What is expected: Identify the lines that contain the word "kupovati", then copy them.

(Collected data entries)

○ ○ ○ ○

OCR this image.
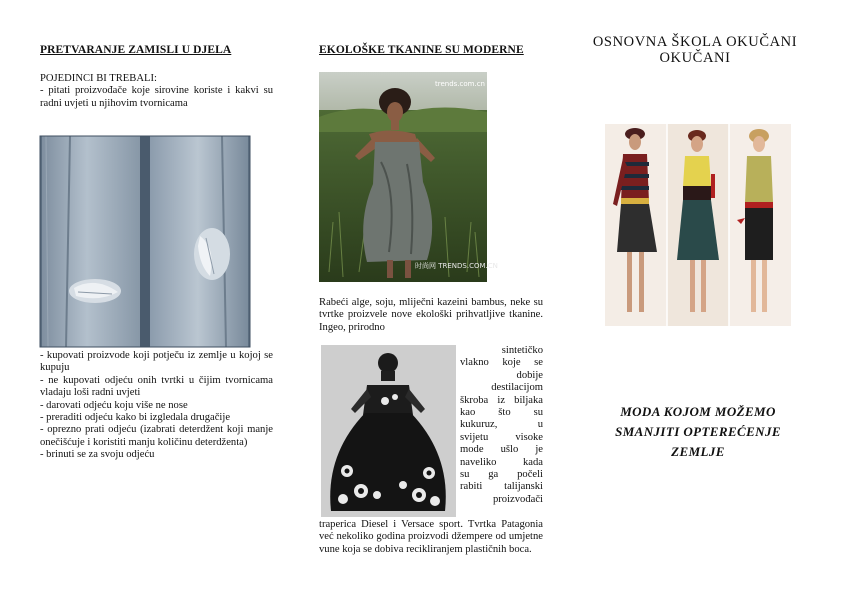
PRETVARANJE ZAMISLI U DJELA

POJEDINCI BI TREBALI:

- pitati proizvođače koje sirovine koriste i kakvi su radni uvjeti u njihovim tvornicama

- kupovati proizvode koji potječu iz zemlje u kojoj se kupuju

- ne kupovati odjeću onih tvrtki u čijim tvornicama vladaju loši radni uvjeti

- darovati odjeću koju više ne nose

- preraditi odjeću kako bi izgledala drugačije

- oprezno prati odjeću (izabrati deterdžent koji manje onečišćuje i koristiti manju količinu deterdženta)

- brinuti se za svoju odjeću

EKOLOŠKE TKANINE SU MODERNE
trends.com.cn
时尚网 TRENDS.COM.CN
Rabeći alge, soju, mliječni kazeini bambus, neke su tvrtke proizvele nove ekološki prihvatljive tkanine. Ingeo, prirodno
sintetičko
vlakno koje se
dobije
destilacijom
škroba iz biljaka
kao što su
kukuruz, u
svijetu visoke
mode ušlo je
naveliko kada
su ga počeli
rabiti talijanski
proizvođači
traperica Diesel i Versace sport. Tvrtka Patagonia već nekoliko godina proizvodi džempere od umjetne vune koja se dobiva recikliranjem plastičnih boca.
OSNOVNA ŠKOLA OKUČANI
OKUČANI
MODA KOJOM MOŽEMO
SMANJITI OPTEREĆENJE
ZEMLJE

○ ○ ○ ○

Answer to the task:
- kupovati proizvode koji potječu iz zemlje u kojoj se kupuju
- ne kupovati odjeću onih tvrtki u čijim tvornicama vladaju loši radni uvjeti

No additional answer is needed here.